§ **Given instruction**:
Write out every one of the rows below word for word, with nothing changed.

§ **Data rows**:
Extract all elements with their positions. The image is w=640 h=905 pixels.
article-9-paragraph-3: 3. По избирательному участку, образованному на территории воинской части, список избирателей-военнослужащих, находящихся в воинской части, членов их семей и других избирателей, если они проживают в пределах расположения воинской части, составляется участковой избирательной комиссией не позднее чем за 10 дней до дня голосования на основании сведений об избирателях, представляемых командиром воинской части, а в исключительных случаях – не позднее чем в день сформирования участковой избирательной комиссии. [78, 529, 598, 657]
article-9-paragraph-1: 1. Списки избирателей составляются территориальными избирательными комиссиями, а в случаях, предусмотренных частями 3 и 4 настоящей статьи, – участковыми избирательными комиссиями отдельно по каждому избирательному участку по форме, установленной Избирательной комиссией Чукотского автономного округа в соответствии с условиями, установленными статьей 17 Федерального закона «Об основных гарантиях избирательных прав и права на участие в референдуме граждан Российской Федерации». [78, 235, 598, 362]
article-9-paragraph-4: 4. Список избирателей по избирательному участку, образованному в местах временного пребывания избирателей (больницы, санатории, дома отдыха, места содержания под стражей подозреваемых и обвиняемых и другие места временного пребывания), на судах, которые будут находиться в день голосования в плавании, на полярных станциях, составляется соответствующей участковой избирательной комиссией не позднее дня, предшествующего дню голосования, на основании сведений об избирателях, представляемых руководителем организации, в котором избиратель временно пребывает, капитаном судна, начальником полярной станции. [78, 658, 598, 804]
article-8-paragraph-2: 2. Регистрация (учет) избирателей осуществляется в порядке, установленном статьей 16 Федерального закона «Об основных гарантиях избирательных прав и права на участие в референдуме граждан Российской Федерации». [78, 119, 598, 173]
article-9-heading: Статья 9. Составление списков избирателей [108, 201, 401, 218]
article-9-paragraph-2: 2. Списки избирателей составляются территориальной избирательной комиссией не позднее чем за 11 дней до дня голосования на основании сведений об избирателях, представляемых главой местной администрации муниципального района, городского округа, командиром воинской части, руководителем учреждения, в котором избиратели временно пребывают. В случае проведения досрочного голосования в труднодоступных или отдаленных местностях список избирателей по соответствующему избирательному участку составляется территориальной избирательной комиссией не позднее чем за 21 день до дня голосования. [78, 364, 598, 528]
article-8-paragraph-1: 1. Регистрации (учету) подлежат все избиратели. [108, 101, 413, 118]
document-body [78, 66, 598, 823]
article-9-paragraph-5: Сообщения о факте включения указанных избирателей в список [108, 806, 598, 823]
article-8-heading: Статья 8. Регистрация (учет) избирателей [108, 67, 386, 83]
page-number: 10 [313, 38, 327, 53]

§ **Correct output**:
Extract all elements with their positions. The image is w=640 h=905 pixels.
article-9-paragraph-3: 3. По избирательному участку, образованному на территории воинской части, список избирателей-военнослужащих, находящихся в воинской части, членов их семей и других избирателей, если они проживают в пределах расположения воинской части, составляется участковой избирательной комиссией не позднее чем за 10 дней до дня голосования на основании сведений об избирателях, представляемых командиром воинской части, а в исключительных случаях – не позднее чем в день сформирования участковой избирательной комиссии. [78, 529, 598, 657]
article-9-paragraph-1: 1. Списки избирателей составляются территориальными избирательными комиссиями, а в случаях, предусмотренных частями 3 и 4 настоящей статьи, – участковыми избирательными комиссиями отдельно по каждому избирательному участку по форме, установленной Избирательной комиссией Чукотского автономного округа в соответствии с условиями, установленными статьей 17 Федерального закона «Об основных гарантиях избирательных прав и права на участие в референдуме граждан Российской Федерации». [78, 235, 598, 362]
article-9-paragraph-4: 4. Список избирателей по избирательному участку, образованному в местах временного пребывания избирателей (больницы, санатории, дома отдыха, места содержания под стражей подозреваемых и обвиняемых и другие места временного пребывания), на судах, которые будут находиться в день голосования в плавании, на полярных станциях, составляется соответствующей участковой избирательной комиссией не позднее дня, предшествующего дню голосования, на основании сведений об избирателях, представляемых руководителем организации, в котором избиратель временно пребывает, капитаном судна, начальником полярной станции. [78, 658, 598, 804]
article-8-paragraph-2: 2. Регистрация (учет) избирателей осуществляется в порядке, установленном статьей 16 Федерального закона «Об основных гарантиях избирательных прав и права на участие в референдуме граждан Российской Федерации». [78, 119, 598, 173]
article-9-heading: Статья 9. Составление списков избирателей [108, 201, 401, 218]
article-9-paragraph-2: 2. Списки избирателей составляются территориальной избирательной комиссией не позднее чем за 11 дней до дня голосования на основании сведений об избирателях, представляемых главой местной администрации муниципального района, городского округа, командиром воинской части, руководителем учреждения, в котором избиратели временно пребывают. В случае проведения досрочного голосования в труднодоступных или отдаленных местностях список избирателей по соответствующему избирательному участку составляется территориальной избирательной комиссией не позднее чем за 21 день до дня голосования. [78, 364, 598, 528]
article-8-paragraph-1: 1. Регистрации (учету) подлежат все избиратели. [108, 101, 413, 118]
document-body [78, 66, 598, 823]
article-9-paragraph-5: Сообщения о факте включения указанных избирателей в список [108, 806, 598, 823]
article-8-heading: Статья 8. Регистрация (учет) избирателей [108, 67, 386, 83]
page-number: 10 [313, 38, 327, 53]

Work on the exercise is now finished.